● **Problem to solve**: Reproduce the listing exactly and skip over any pictures.

+--

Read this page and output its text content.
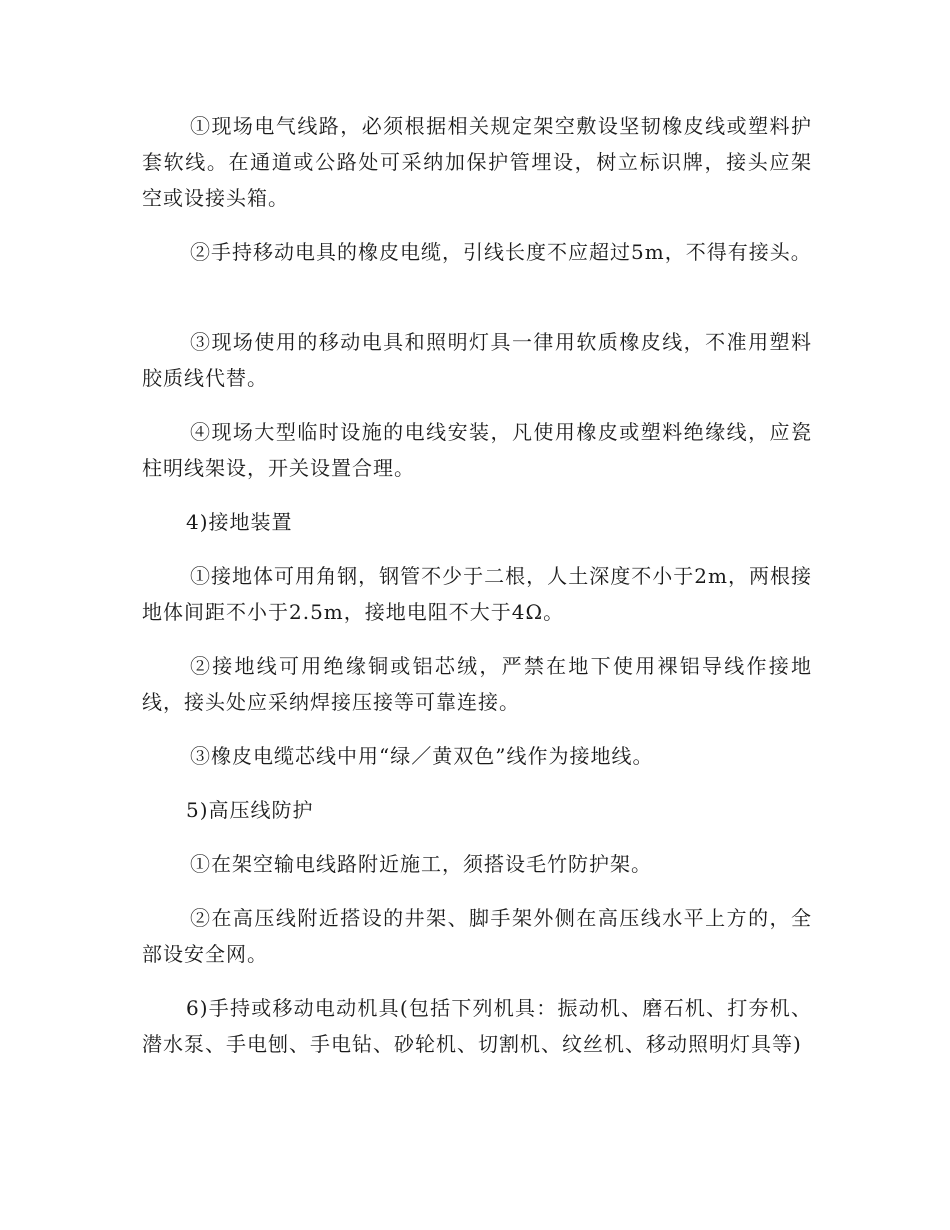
①现场电气线路，必须根据相关规定架空敷设坚韧橡皮线或塑料护套软线。在通道或公路处可采纳加保护管埋设，树立标识牌，接头应架空或设接头箱。

②手持移动电具的橡皮电缆，引线长度不应超过5m，不得有接头。

③现场使用的移动电具和照明灯具一律用软质橡皮线，不准用塑料胶质线代替。

④现场大型临时设施的电线安装，凡使用橡皮或塑料绝缘线，应瓷柱明线架设，开关设置合理。

4)接地装置

①接地体可用角钢，钢管不少于二根，人土深度不小于2m，两根接地体间距不小于2.5m，接地电阻不大于4Ω。

②接地线可用绝缘铜或铝芯绒，严禁在地下使用裸铝导线作接地线，接头处应采纳焊接压接等可靠连接。

③橡皮电缆芯线中用“绿／黄双色”线作为接地线。

5)高压线防护

①在架空输电线路附近施工，须搭设毛竹防护架。

②在高压线附近搭设的井架、脚手架外侧在高压线水平上方的，全部设安全网。

6)手持或移动电动机具(包括下列机具：振动机、磨石机、打夯机、潜水泵、手电刨、手电钻、砂轮机、切割机、纹丝机、移动照明灯具等)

+--

● **Final answer**:
Read this page and output its text content.
①现场电气线路，必须根据相关规定架空敷设坚韧橡皮线或塑料护套软线。在通道或公路处可采纳加保护管埋设，树立标识牌，接头应架空或设接头箱。

②手持移动电具的橡皮电缆，引线长度不应超过5m，不得有接头。

③现场使用的移动电具和照明灯具一律用软质橡皮线，不准用塑料胶质线代替。

④现场大型临时设施的电线安装，凡使用橡皮或塑料绝缘线，应瓷柱明线架设，开关设置合理。

4)接地装置

①接地体可用角钢，钢管不少于二根，人土深度不小于2m，两根接地体间距不小于2.5m，接地电阻不大于4Ω。

②接地线可用绝缘铜或铝芯绒，严禁在地下使用裸铝导线作接地线，接头处应采纳焊接压接等可靠连接。

③橡皮电缆芯线中用“绿／黄双色”线作为接地线。

5)高压线防护

①在架空输电线路附近施工，须搭设毛竹防护架。

②在高压线附近搭设的井架、脚手架外侧在高压线水平上方的，全部设安全网。

6)手持或移动电动机具(包括下列机具：振动机、磨石机、打夯机、潜水泵、手电刨、手电钻、砂轮机、切割机、纹丝机、移动照明灯具等)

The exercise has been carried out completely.